DATA TO PROCESS ->
start
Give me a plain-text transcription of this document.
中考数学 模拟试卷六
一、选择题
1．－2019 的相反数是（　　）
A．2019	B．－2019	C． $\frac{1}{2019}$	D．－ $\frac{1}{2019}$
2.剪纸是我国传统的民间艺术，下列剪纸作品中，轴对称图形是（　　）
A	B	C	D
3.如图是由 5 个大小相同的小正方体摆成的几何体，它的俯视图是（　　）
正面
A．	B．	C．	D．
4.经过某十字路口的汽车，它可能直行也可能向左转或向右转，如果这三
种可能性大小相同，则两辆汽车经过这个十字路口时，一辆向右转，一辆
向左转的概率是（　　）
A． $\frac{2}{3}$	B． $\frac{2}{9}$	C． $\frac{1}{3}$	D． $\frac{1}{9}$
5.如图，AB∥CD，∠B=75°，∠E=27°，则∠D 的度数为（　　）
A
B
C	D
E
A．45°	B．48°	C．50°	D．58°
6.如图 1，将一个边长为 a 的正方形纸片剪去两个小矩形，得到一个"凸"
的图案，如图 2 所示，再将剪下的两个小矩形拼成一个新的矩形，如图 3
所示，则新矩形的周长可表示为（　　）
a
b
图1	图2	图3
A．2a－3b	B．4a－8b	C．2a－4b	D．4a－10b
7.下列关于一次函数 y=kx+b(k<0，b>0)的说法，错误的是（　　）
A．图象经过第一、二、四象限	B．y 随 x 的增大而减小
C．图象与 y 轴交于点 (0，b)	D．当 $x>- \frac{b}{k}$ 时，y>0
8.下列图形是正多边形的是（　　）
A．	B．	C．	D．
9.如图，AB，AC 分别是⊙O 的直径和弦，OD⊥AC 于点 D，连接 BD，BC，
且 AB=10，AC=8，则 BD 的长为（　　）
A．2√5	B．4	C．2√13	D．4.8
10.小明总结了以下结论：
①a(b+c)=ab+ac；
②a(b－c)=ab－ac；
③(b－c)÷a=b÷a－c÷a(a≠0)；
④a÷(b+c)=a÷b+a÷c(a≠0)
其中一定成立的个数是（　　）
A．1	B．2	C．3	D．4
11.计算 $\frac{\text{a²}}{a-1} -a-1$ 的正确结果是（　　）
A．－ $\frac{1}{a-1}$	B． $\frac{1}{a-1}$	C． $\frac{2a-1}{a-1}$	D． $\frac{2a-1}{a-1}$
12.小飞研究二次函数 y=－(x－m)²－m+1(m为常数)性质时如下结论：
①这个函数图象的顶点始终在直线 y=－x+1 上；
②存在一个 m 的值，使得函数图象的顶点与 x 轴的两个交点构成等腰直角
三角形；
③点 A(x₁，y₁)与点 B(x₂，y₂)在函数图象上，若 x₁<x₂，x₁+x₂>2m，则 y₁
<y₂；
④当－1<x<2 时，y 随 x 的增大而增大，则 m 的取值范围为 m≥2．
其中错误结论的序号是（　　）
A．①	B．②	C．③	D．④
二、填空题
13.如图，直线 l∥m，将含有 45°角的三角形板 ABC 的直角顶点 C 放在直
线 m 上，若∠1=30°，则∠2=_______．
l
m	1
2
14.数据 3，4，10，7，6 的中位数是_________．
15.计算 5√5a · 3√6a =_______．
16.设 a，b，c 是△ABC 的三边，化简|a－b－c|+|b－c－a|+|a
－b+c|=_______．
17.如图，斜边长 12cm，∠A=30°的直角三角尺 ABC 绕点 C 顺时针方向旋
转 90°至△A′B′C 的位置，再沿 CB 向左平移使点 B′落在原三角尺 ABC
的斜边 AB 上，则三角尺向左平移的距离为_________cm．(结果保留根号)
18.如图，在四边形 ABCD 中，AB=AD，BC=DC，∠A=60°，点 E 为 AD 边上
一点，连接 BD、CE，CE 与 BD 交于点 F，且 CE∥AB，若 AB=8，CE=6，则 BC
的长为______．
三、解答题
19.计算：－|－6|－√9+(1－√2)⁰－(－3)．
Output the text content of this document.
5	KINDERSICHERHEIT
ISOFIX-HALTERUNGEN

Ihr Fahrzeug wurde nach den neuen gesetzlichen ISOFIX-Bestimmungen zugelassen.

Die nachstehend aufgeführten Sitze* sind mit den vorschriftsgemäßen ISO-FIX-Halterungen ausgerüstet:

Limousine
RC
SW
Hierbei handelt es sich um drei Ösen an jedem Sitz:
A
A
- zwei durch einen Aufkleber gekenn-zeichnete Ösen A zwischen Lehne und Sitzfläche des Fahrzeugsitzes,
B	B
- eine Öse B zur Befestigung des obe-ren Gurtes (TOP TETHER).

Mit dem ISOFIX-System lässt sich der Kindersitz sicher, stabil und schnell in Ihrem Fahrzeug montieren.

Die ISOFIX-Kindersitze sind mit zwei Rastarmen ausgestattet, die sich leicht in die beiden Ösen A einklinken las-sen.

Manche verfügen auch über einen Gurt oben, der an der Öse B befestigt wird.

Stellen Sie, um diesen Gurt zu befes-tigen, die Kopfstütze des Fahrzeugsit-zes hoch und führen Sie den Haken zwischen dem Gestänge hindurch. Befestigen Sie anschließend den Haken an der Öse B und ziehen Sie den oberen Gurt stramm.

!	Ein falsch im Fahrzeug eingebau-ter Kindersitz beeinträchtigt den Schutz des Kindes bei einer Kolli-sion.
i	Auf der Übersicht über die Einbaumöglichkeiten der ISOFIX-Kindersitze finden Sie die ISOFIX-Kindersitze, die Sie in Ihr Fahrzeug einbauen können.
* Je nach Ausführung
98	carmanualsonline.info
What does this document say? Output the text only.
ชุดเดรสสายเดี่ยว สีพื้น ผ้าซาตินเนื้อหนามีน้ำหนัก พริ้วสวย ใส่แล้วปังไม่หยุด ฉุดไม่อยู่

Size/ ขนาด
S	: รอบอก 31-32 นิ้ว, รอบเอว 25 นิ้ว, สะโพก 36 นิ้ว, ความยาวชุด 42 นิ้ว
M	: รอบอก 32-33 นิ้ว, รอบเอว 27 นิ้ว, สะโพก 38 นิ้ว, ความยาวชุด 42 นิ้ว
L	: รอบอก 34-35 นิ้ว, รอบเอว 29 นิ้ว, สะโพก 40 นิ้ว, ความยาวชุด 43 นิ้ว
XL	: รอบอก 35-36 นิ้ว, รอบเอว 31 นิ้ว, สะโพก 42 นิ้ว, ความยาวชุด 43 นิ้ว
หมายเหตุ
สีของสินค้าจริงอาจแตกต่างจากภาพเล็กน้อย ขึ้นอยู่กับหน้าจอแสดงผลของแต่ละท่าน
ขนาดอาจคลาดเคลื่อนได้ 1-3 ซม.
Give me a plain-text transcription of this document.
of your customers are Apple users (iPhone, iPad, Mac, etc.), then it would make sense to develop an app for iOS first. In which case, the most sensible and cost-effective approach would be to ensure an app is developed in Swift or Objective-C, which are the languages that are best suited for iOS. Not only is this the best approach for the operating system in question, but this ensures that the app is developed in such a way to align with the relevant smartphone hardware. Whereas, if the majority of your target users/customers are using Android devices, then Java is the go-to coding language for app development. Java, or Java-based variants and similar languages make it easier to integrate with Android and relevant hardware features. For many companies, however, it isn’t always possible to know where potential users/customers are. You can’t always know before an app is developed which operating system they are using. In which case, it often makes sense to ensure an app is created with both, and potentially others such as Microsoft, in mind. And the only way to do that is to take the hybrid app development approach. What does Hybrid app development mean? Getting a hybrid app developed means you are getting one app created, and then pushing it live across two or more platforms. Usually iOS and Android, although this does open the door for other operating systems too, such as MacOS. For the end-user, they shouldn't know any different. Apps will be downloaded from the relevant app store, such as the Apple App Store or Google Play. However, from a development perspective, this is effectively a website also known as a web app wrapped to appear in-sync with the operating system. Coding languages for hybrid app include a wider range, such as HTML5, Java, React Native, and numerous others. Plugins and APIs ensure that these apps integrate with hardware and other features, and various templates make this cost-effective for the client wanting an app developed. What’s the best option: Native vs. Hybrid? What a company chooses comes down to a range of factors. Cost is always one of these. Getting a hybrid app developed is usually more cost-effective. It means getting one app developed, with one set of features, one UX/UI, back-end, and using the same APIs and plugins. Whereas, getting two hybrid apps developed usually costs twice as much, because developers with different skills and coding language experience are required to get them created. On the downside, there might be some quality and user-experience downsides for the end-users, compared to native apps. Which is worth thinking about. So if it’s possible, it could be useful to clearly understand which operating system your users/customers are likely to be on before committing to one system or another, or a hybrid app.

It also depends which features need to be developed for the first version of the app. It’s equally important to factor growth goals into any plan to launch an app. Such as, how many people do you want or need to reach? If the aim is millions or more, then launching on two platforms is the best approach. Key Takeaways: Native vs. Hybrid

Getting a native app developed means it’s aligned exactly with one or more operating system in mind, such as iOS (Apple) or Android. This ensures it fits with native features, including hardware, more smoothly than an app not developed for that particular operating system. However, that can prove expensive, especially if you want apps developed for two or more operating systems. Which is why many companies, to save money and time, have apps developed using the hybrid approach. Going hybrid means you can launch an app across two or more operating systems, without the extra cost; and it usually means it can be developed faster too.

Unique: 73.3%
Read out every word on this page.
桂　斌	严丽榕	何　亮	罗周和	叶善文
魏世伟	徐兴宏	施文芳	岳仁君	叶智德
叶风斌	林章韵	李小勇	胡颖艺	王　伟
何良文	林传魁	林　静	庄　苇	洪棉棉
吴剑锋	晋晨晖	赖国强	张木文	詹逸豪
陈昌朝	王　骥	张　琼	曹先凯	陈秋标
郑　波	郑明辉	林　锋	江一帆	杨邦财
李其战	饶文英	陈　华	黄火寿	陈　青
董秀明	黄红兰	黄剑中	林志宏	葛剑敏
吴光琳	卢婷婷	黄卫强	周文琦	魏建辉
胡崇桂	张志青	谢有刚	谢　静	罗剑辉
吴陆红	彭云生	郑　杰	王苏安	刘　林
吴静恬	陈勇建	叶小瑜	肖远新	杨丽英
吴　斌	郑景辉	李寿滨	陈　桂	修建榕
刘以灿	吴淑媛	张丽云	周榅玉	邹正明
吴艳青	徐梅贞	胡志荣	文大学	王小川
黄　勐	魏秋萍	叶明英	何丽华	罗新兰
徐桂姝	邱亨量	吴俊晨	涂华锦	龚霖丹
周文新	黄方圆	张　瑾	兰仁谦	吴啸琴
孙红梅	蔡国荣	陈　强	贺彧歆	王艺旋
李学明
end
Could you quote, exactly as they appear, the line containing "Read out every word on this page." and every line after it to the end of the records above?

EXERCISE ANSWER ->
Read out every word on this page.
桂　斌	严丽榕	何　亮	罗周和	叶善文
魏世伟	徐兴宏	施文芳	岳仁君	叶智德
叶风斌	林章韵	李小勇	胡颖艺	王　伟
何良文	林传魁	林　静	庄　苇	洪棉棉
吴剑锋	晋晨晖	赖国强	张木文	詹逸豪
陈昌朝	王　骥	张　琼	曹先凯	陈秋标
郑　波	郑明辉	林　锋	江一帆	杨邦财
李其战	饶文英	陈　华	黄火寿	陈　青
董秀明	黄红兰	黄剑中	林志宏	葛剑敏
吴光琳	卢婷婷	黄卫强	周文琦	魏建辉
胡崇桂	张志青	谢有刚	谢　静	罗剑辉
吴陆红	彭云生	郑　杰	王苏安	刘　林
吴静恬	陈勇建	叶小瑜	肖远新	杨丽英
吴　斌	郑景辉	李寿滨	陈　桂	修建榕
刘以灿	吴淑媛	张丽云	周榅玉	邹正明
吴艳青	徐梅贞	胡志荣	文大学	王小川
黄　勐	魏秋萍	叶明英	何丽华	罗新兰
徐桂姝	邱亨量	吴俊晨	涂华锦	龚霖丹
周文新	黄方圆	张　瑾	兰仁谦	吴啸琴
孙红梅	蔡国荣	陈　强	贺彧歆	王艺旋
李学明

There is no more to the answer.